▸ **Listed records**:
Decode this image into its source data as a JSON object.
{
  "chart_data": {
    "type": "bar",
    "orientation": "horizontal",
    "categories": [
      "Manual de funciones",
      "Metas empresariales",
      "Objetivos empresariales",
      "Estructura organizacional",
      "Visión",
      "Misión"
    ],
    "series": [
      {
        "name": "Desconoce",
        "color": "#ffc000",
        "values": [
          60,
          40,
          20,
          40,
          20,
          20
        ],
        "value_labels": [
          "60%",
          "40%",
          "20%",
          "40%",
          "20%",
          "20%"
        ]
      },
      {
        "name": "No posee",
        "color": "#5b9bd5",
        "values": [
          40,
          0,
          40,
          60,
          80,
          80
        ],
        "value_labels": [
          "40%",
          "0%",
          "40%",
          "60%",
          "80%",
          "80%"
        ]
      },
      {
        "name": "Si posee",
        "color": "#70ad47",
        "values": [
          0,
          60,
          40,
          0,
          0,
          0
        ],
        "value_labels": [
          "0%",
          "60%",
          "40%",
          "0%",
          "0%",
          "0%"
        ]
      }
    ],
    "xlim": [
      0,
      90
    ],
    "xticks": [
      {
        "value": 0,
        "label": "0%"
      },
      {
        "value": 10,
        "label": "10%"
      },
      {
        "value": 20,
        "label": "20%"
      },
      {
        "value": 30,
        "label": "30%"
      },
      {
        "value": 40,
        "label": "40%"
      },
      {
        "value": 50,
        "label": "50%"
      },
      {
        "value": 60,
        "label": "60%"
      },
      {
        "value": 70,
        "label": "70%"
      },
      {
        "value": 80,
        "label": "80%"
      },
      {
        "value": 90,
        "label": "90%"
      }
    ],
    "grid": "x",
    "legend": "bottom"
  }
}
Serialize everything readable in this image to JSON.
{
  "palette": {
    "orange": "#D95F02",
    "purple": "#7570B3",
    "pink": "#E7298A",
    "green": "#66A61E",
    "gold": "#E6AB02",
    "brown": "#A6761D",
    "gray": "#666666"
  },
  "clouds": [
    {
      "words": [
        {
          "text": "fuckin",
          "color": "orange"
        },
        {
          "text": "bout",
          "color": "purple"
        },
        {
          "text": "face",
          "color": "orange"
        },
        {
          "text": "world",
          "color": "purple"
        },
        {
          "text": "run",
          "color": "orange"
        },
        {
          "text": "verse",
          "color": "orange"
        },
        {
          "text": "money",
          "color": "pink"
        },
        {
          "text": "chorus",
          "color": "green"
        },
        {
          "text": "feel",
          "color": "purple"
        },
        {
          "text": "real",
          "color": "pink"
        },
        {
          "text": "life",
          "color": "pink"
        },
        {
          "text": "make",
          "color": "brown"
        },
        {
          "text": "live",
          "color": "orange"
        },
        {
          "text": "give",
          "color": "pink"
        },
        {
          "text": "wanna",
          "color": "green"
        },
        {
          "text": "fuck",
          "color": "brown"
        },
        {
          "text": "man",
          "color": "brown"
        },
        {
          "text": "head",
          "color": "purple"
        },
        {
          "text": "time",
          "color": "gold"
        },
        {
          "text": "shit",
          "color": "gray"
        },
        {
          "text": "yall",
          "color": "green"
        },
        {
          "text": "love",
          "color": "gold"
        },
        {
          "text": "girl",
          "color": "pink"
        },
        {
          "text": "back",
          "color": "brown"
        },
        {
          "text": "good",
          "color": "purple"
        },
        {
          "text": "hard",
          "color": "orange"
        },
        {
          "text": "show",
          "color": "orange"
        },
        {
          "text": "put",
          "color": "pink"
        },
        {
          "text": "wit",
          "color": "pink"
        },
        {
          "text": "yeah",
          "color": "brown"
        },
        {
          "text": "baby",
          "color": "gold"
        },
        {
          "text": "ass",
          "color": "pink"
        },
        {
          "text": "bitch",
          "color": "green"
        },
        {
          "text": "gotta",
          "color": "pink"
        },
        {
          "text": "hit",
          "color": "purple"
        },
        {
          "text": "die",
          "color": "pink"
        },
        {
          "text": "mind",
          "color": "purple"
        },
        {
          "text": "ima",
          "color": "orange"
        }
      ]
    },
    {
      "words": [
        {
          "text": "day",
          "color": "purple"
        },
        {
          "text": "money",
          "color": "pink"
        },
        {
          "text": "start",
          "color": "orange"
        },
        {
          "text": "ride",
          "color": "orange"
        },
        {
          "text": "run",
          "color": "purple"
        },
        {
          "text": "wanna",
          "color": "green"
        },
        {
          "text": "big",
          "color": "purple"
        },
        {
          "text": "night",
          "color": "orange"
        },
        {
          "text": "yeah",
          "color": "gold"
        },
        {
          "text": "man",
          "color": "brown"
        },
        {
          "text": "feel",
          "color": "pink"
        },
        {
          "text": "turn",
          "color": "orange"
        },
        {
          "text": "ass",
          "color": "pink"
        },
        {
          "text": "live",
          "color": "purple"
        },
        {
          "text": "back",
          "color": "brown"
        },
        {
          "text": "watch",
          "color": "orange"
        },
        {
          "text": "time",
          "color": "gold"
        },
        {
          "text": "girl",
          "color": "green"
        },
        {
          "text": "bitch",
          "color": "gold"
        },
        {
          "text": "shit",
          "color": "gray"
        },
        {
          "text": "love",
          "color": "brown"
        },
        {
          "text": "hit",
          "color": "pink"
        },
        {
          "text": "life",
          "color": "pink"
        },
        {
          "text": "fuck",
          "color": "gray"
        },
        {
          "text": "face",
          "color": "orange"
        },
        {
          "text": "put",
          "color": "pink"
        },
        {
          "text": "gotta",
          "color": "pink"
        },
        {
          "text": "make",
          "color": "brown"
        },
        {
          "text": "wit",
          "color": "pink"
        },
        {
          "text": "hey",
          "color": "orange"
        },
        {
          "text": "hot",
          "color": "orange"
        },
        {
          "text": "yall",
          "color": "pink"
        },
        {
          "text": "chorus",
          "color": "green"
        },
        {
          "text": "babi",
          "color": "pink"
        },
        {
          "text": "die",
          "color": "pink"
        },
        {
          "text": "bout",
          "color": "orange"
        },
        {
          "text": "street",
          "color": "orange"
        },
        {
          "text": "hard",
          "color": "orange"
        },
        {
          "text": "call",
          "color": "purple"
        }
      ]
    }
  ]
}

▸ **What the task asks**: Which lines include the word "image"? List them all.

▸ **Solution below**:
Decode this image into its source data as a JSON object.
Serialize everything readable in this image to JSON.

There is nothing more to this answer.